------ The records ------
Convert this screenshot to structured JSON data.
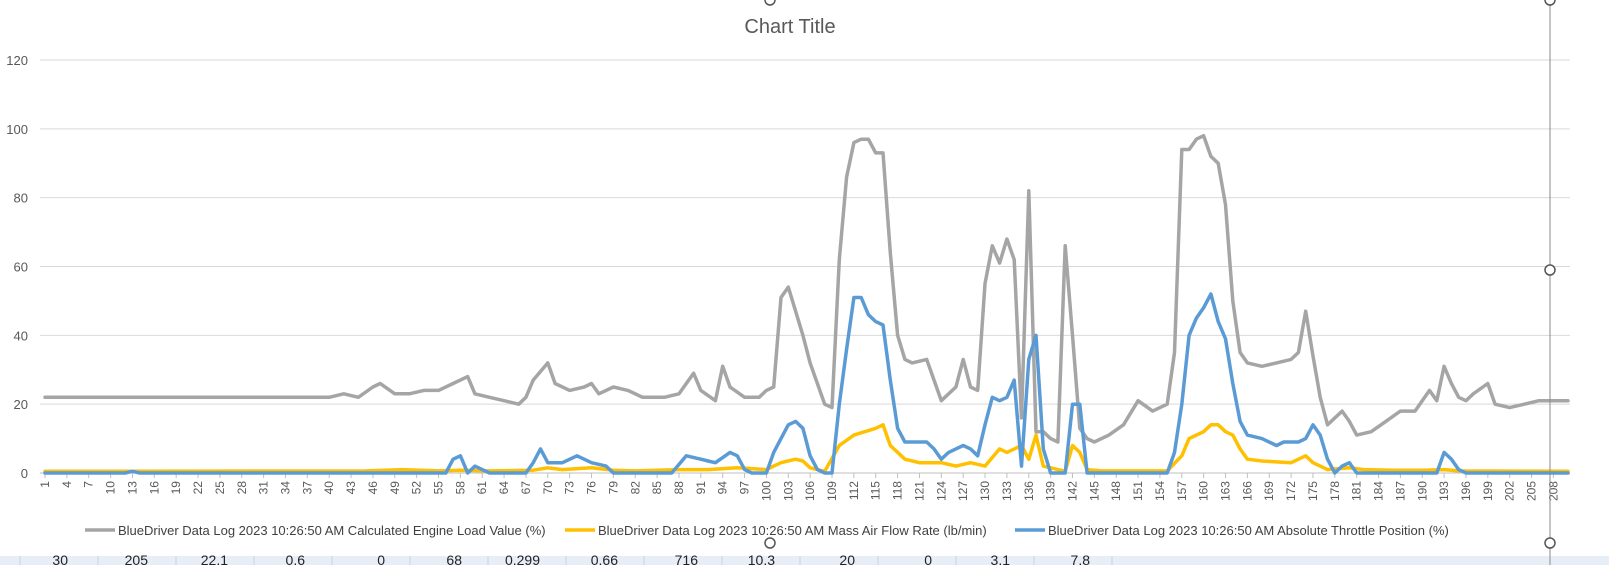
{
  "chart_data": {
    "type": "line",
    "title": "Chart Title",
    "xlabel": "",
    "ylabel": "",
    "ylim": [
      0,
      120
    ],
    "yticks": [
      0,
      20,
      40,
      60,
      80,
      100,
      120
    ],
    "xrange": [
      1,
      210
    ],
    "xtick_step": 3,
    "grid": true,
    "legend_position": "bottom",
    "series": [
      {
        "name": "BlueDriver Data Log  2023 10:26:50 AM Calculated Engine Load Value (%)",
        "color": "#a5a5a5",
        "points": [
          [
            1,
            22
          ],
          [
            5,
            22
          ],
          [
            10,
            22
          ],
          [
            15,
            22
          ],
          [
            20,
            22
          ],
          [
            25,
            22
          ],
          [
            30,
            22
          ],
          [
            35,
            22
          ],
          [
            40,
            22
          ],
          [
            42,
            23
          ],
          [
            44,
            22
          ],
          [
            46,
            25
          ],
          [
            47,
            26
          ],
          [
            49,
            23
          ],
          [
            51,
            23
          ],
          [
            53,
            24
          ],
          [
            55,
            24
          ],
          [
            57,
            26
          ],
          [
            59,
            28
          ],
          [
            60,
            23
          ],
          [
            62,
            22
          ],
          [
            64,
            21
          ],
          [
            66,
            20
          ],
          [
            67,
            22
          ],
          [
            68,
            27
          ],
          [
            70,
            32
          ],
          [
            71,
            26
          ],
          [
            73,
            24
          ],
          [
            75,
            25
          ],
          [
            76,
            26
          ],
          [
            77,
            23
          ],
          [
            79,
            25
          ],
          [
            81,
            24
          ],
          [
            83,
            22
          ],
          [
            86,
            22
          ],
          [
            88,
            23
          ],
          [
            90,
            29
          ],
          [
            91,
            24
          ],
          [
            93,
            21
          ],
          [
            94,
            31
          ],
          [
            95,
            25
          ],
          [
            97,
            22
          ],
          [
            99,
            22
          ],
          [
            100,
            24
          ],
          [
            101,
            25
          ],
          [
            102,
            51
          ],
          [
            103,
            54
          ],
          [
            105,
            40
          ],
          [
            106,
            32
          ],
          [
            108,
            20
          ],
          [
            109,
            19
          ],
          [
            110,
            62
          ],
          [
            111,
            86
          ],
          [
            112,
            96
          ],
          [
            113,
            97
          ],
          [
            114,
            97
          ],
          [
            115,
            93
          ],
          [
            116,
            93
          ],
          [
            117,
            64
          ],
          [
            118,
            40
          ],
          [
            119,
            33
          ],
          [
            120,
            32
          ],
          [
            122,
            33
          ],
          [
            124,
            21
          ],
          [
            126,
            25
          ],
          [
            127,
            33
          ],
          [
            128,
            25
          ],
          [
            129,
            24
          ],
          [
            130,
            55
          ],
          [
            131,
            66
          ],
          [
            132,
            61
          ],
          [
            133,
            68
          ],
          [
            134,
            62
          ],
          [
            135,
            16
          ],
          [
            136,
            82
          ],
          [
            137,
            12
          ],
          [
            138,
            12
          ],
          [
            139,
            10
          ],
          [
            140,
            9
          ],
          [
            141,
            66
          ],
          [
            142,
            40
          ],
          [
            143,
            13
          ],
          [
            144,
            10
          ],
          [
            145,
            9
          ],
          [
            147,
            11
          ],
          [
            149,
            14
          ],
          [
            151,
            21
          ],
          [
            153,
            18
          ],
          [
            155,
            20
          ],
          [
            156,
            35
          ],
          [
            157,
            94
          ],
          [
            158,
            94
          ],
          [
            159,
            97
          ],
          [
            160,
            98
          ],
          [
            161,
            92
          ],
          [
            162,
            90
          ],
          [
            163,
            78
          ],
          [
            164,
            50
          ],
          [
            165,
            35
          ],
          [
            166,
            32
          ],
          [
            168,
            31
          ],
          [
            170,
            32
          ],
          [
            172,
            33
          ],
          [
            173,
            35
          ],
          [
            174,
            47
          ],
          [
            175,
            34
          ],
          [
            176,
            22
          ],
          [
            177,
            14
          ],
          [
            179,
            18
          ],
          [
            180,
            15
          ],
          [
            181,
            11
          ],
          [
            183,
            12
          ],
          [
            185,
            15
          ],
          [
            187,
            18
          ],
          [
            189,
            18
          ],
          [
            191,
            24
          ],
          [
            192,
            21
          ],
          [
            193,
            31
          ],
          [
            194,
            26
          ],
          [
            195,
            22
          ],
          [
            196,
            21
          ],
          [
            197,
            23
          ],
          [
            199,
            26
          ],
          [
            200,
            20
          ],
          [
            202,
            19
          ],
          [
            204,
            20
          ],
          [
            206,
            21
          ],
          [
            208,
            21
          ],
          [
            210,
            21
          ]
        ]
      },
      {
        "name": "BlueDriver Data Log  2023 10:26:50 AM Mass Air Flow Rate (lb/min)",
        "color": "#ffc000",
        "points": [
          [
            1,
            0.5
          ],
          [
            45,
            0.6
          ],
          [
            50,
            1
          ],
          [
            55,
            0.6
          ],
          [
            58,
            0.8
          ],
          [
            62,
            0.6
          ],
          [
            68,
            0.8
          ],
          [
            70,
            1.5
          ],
          [
            72,
            1
          ],
          [
            76,
            1.5
          ],
          [
            79,
            0.8
          ],
          [
            82,
            0.6
          ],
          [
            88,
            1
          ],
          [
            92,
            1
          ],
          [
            96,
            1.5
          ],
          [
            100,
            1
          ],
          [
            102,
            3
          ],
          [
            104,
            4
          ],
          [
            105,
            3.5
          ],
          [
            106,
            1.5
          ],
          [
            108,
            0.5
          ],
          [
            110,
            8
          ],
          [
            112,
            11
          ],
          [
            115,
            13
          ],
          [
            116,
            14
          ],
          [
            117,
            8
          ],
          [
            119,
            4
          ],
          [
            121,
            3
          ],
          [
            124,
            3
          ],
          [
            126,
            2
          ],
          [
            128,
            3
          ],
          [
            130,
            2
          ],
          [
            132,
            7
          ],
          [
            133,
            6
          ],
          [
            135,
            8
          ],
          [
            136,
            4
          ],
          [
            137,
            11
          ],
          [
            138,
            2
          ],
          [
            140,
            1
          ],
          [
            141,
            0.5
          ],
          [
            142,
            8
          ],
          [
            143,
            6
          ],
          [
            144,
            1
          ],
          [
            146,
            0.6
          ],
          [
            150,
            0.6
          ],
          [
            155,
            0.6
          ],
          [
            157,
            5
          ],
          [
            158,
            10
          ],
          [
            160,
            12
          ],
          [
            161,
            14
          ],
          [
            162,
            14
          ],
          [
            163,
            12
          ],
          [
            164,
            11
          ],
          [
            165,
            7
          ],
          [
            166,
            4
          ],
          [
            168,
            3.5
          ],
          [
            172,
            3
          ],
          [
            174,
            5
          ],
          [
            175,
            3
          ],
          [
            177,
            1
          ],
          [
            180,
            1.5
          ],
          [
            182,
            1
          ],
          [
            186,
            0.8
          ],
          [
            190,
            0.8
          ],
          [
            193,
            1
          ],
          [
            195,
            0.6
          ],
          [
            210,
            0.5
          ]
        ]
      },
      {
        "name": "BlueDriver Data Log  2023 10:26:50 AM Absolute Throttle Position (%)",
        "color": "#5b9bd5",
        "points": [
          [
            1,
            0
          ],
          [
            12,
            0
          ],
          [
            13,
            0.5
          ],
          [
            14,
            0
          ],
          [
            56,
            0
          ],
          [
            57,
            4
          ],
          [
            58,
            5
          ],
          [
            59,
            0
          ],
          [
            60,
            2
          ],
          [
            61,
            1
          ],
          [
            62,
            0
          ],
          [
            67,
            0
          ],
          [
            68,
            3
          ],
          [
            69,
            7
          ],
          [
            70,
            3
          ],
          [
            72,
            3
          ],
          [
            74,
            5
          ],
          [
            76,
            3
          ],
          [
            78,
            2
          ],
          [
            79,
            0
          ],
          [
            87,
            0
          ],
          [
            89,
            5
          ],
          [
            91,
            4
          ],
          [
            92,
            3.5
          ],
          [
            93,
            3
          ],
          [
            95,
            6
          ],
          [
            96,
            5
          ],
          [
            97,
            1
          ],
          [
            98,
            0
          ],
          [
            100,
            0
          ],
          [
            101,
            6
          ],
          [
            102,
            10
          ],
          [
            103,
            14
          ],
          [
            104,
            15
          ],
          [
            105,
            13
          ],
          [
            106,
            5
          ],
          [
            107,
            1
          ],
          [
            108,
            0
          ],
          [
            109,
            0
          ],
          [
            110,
            20
          ],
          [
            111,
            36
          ],
          [
            112,
            51
          ],
          [
            113,
            51
          ],
          [
            114,
            46
          ],
          [
            115,
            44
          ],
          [
            116,
            43
          ],
          [
            117,
            27
          ],
          [
            118,
            13
          ],
          [
            119,
            9
          ],
          [
            122,
            9
          ],
          [
            123,
            7
          ],
          [
            124,
            4
          ],
          [
            125,
            6
          ],
          [
            126,
            7
          ],
          [
            127,
            8
          ],
          [
            128,
            7
          ],
          [
            129,
            5
          ],
          [
            130,
            14
          ],
          [
            131,
            22
          ],
          [
            132,
            21
          ],
          [
            133,
            22
          ],
          [
            134,
            27
          ],
          [
            135,
            2
          ],
          [
            136,
            33
          ],
          [
            137,
            40
          ],
          [
            138,
            7
          ],
          [
            139,
            0
          ],
          [
            141,
            0
          ],
          [
            142,
            20
          ],
          [
            143,
            20
          ],
          [
            144,
            0
          ],
          [
            155,
            0
          ],
          [
            156,
            6
          ],
          [
            157,
            20
          ],
          [
            158,
            40
          ],
          [
            159,
            45
          ],
          [
            160,
            48
          ],
          [
            161,
            52
          ],
          [
            162,
            44
          ],
          [
            163,
            39
          ],
          [
            164,
            26
          ],
          [
            165,
            15
          ],
          [
            166,
            11
          ],
          [
            168,
            10
          ],
          [
            170,
            8
          ],
          [
            171,
            9
          ],
          [
            173,
            9
          ],
          [
            174,
            10
          ],
          [
            175,
            14
          ],
          [
            176,
            11
          ],
          [
            177,
            4
          ],
          [
            178,
            0
          ],
          [
            179,
            2
          ],
          [
            180,
            3
          ],
          [
            181,
            0
          ],
          [
            192,
            0
          ],
          [
            193,
            6
          ],
          [
            194,
            4
          ],
          [
            195,
            1
          ],
          [
            196,
            0
          ],
          [
            210,
            0
          ]
        ]
      }
    ]
  },
  "table_row": [
    "30",
    "205",
    "22.1",
    "0.6",
    "0",
    "68",
    "0.299",
    "0.66",
    "716",
    "10.3",
    "20",
    "0",
    "3.1",
    "7.8"
  ]
}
------
Copy all lines from the material that include "name".

**Solved exercise**
        "name": "BlueDriver Data Log  2023 10:26:50 AM Calculated Engine Load Value (%)",
        "name": "BlueDriver Data Log  2023 10:26:50 AM Mass Air Flow Rate (lb/min)",
        "name": "BlueDriver Data Log  2023 10:26:50 AM Absolute Throttle Position (%)",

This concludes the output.